Part of a data file
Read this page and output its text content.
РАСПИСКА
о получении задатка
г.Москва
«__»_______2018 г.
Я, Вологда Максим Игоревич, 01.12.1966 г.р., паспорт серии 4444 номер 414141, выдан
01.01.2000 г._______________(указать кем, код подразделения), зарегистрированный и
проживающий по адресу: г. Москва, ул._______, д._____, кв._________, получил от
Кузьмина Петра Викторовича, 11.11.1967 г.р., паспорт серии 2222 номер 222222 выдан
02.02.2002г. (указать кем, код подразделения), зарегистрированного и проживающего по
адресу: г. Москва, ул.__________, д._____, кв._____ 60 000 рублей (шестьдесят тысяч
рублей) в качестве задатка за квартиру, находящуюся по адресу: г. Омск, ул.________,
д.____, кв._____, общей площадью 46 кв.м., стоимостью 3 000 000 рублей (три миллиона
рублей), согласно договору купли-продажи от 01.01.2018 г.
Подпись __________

__REQUIREMENT__
Copy out each line in the listing that has the word "Москва".

__RESPONSE TO THIS TASK__
г.Москва
проживающий по адресу: г. Москва, ул._______, д._____, кв._________, получил от
адресу: г. Москва, ул.__________, д._____, кв._____ 60 000 рублей (шестьдесят тысяч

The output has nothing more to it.